▶ [WHAT IS ASKED]: From the listing below, copy every line with the word "title".

▶ [EXTRACTED ENTRIES]:
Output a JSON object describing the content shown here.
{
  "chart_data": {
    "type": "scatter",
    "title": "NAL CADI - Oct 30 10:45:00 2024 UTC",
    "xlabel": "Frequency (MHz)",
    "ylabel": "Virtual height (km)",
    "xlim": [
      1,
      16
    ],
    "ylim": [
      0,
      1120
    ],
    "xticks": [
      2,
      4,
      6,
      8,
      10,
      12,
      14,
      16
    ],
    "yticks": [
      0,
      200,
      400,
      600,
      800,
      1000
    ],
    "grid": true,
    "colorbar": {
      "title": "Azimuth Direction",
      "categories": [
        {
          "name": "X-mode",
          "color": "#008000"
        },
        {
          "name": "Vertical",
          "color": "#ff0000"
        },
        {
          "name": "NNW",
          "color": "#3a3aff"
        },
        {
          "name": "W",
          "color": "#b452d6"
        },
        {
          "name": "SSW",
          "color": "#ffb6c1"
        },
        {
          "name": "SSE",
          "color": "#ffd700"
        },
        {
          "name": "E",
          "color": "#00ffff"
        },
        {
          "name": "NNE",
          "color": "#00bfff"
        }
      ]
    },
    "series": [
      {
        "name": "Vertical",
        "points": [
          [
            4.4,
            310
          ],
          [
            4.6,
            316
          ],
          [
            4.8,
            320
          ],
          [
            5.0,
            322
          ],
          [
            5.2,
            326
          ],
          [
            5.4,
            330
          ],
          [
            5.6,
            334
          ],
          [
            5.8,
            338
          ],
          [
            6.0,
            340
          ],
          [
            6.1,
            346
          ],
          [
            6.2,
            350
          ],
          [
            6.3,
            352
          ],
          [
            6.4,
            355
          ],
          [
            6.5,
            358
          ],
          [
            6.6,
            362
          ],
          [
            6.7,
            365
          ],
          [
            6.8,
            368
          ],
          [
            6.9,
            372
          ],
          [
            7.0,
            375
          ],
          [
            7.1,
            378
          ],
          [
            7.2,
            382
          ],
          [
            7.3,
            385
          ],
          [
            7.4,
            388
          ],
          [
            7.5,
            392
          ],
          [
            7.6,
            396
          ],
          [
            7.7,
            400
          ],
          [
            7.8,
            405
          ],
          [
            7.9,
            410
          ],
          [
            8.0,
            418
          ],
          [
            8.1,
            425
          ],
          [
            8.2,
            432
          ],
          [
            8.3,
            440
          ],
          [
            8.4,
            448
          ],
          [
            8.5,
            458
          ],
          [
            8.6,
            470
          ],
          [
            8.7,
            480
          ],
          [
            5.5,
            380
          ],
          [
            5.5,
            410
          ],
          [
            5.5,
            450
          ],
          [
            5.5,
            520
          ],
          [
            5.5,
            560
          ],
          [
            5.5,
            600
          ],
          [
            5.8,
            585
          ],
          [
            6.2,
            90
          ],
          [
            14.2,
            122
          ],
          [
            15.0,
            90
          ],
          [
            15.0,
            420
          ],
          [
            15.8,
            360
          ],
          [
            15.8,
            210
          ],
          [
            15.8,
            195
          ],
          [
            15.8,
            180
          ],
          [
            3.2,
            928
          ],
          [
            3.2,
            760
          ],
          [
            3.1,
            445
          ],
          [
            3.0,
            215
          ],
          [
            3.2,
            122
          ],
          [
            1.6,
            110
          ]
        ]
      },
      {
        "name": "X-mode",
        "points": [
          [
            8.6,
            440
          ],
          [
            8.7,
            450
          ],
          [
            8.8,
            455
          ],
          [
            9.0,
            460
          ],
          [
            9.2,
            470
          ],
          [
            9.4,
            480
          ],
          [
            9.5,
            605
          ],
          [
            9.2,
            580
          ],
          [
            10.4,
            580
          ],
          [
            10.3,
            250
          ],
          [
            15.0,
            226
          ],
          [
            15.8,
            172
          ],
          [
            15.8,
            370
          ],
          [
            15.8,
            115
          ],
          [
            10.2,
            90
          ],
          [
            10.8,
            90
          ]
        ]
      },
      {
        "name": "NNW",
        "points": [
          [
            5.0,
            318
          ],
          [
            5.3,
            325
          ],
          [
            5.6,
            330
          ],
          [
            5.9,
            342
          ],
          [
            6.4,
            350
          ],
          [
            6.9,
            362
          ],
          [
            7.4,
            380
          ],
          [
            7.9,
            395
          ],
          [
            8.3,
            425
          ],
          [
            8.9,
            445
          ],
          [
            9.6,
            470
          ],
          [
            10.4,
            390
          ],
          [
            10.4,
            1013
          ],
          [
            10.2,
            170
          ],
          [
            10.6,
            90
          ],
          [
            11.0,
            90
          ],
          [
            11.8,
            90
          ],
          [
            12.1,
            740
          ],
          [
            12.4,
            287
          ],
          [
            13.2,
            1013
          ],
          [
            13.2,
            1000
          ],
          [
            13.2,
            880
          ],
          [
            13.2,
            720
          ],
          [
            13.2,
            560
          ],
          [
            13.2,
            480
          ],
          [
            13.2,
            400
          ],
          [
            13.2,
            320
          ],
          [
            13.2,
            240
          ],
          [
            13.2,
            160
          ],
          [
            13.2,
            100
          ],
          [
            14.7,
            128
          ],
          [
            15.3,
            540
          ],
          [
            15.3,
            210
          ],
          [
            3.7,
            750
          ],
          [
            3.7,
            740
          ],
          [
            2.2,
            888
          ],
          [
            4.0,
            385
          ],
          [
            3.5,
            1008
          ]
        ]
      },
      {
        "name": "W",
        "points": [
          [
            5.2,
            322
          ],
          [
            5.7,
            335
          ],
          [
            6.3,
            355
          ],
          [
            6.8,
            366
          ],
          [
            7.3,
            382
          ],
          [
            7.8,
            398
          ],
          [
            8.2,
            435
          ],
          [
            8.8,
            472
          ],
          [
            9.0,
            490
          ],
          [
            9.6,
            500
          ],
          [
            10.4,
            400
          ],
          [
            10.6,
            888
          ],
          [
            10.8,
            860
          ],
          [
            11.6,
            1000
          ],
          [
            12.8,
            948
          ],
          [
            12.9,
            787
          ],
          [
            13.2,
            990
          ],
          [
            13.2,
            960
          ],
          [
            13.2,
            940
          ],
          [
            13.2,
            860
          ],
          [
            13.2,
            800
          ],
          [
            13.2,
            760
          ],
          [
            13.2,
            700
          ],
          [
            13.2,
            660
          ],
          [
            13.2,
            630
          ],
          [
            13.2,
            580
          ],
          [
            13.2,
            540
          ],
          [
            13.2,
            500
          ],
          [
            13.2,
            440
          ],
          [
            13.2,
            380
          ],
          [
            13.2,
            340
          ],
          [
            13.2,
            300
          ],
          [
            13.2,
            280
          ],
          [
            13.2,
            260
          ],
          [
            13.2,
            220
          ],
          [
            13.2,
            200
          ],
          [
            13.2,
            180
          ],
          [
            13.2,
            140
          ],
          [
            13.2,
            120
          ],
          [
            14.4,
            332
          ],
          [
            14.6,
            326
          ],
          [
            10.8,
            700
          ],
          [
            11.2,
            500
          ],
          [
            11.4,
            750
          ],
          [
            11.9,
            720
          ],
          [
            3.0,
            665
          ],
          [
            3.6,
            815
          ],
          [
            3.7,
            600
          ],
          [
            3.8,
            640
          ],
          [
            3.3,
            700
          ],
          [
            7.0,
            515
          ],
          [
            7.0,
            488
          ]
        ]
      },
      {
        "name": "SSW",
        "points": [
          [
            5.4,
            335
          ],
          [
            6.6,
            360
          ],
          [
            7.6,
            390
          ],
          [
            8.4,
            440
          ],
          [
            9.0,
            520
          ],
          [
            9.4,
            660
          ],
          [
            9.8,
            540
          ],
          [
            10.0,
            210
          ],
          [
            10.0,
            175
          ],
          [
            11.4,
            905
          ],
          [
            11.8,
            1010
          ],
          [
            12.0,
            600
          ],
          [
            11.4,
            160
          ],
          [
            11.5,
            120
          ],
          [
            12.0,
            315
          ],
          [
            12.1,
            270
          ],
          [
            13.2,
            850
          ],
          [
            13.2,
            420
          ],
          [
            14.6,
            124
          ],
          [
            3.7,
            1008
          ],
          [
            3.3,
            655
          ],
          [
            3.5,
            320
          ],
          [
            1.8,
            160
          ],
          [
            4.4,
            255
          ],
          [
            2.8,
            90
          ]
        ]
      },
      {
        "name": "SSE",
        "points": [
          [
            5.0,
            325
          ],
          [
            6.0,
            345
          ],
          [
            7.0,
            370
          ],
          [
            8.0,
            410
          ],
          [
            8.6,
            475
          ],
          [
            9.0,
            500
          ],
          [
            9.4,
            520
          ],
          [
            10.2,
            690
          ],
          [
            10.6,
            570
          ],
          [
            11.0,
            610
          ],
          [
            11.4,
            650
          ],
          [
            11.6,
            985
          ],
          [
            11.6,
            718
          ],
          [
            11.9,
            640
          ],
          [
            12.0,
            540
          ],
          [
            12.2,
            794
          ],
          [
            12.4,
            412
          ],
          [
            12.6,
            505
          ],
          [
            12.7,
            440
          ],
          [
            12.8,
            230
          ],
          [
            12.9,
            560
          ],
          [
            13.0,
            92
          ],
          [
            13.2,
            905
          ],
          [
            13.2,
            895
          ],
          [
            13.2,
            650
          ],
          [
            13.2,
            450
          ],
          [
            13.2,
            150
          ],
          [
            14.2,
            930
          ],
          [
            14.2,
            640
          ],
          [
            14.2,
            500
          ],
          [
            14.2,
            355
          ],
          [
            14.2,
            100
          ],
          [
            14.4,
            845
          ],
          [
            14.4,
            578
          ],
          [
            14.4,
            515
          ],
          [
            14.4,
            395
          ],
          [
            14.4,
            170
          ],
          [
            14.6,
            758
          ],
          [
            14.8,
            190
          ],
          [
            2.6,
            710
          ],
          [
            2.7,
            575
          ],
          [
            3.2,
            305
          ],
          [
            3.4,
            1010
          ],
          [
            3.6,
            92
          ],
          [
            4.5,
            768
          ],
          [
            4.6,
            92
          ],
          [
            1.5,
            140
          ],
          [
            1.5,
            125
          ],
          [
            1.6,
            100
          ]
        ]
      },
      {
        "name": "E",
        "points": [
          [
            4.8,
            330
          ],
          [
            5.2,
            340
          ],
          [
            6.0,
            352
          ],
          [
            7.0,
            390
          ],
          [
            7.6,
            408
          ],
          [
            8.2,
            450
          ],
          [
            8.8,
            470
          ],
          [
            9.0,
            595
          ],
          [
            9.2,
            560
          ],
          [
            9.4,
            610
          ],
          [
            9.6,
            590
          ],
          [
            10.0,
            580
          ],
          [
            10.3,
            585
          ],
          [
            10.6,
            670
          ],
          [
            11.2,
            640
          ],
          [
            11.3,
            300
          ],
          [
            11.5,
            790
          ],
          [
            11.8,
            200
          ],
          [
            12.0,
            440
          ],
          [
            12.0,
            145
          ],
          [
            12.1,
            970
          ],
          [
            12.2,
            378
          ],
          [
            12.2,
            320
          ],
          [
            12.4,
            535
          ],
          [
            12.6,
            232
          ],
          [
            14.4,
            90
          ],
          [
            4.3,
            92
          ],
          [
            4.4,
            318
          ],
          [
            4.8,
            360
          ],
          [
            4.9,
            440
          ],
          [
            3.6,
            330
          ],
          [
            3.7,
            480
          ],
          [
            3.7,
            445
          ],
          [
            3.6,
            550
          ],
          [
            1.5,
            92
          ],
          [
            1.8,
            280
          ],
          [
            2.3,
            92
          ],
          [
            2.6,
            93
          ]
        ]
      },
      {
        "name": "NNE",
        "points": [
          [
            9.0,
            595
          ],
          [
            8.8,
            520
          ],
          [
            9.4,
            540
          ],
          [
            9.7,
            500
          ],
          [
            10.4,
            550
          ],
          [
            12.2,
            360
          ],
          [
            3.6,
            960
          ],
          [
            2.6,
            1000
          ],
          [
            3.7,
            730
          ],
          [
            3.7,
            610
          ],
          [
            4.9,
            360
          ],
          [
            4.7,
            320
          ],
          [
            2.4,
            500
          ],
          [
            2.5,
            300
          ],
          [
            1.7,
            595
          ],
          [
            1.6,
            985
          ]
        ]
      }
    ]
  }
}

▶ [WRITTEN SOLUTION]:
    "title": "NAL CADI - Oct 30 10:45:00 2024 UTC",
      "title": "Azimuth Direction",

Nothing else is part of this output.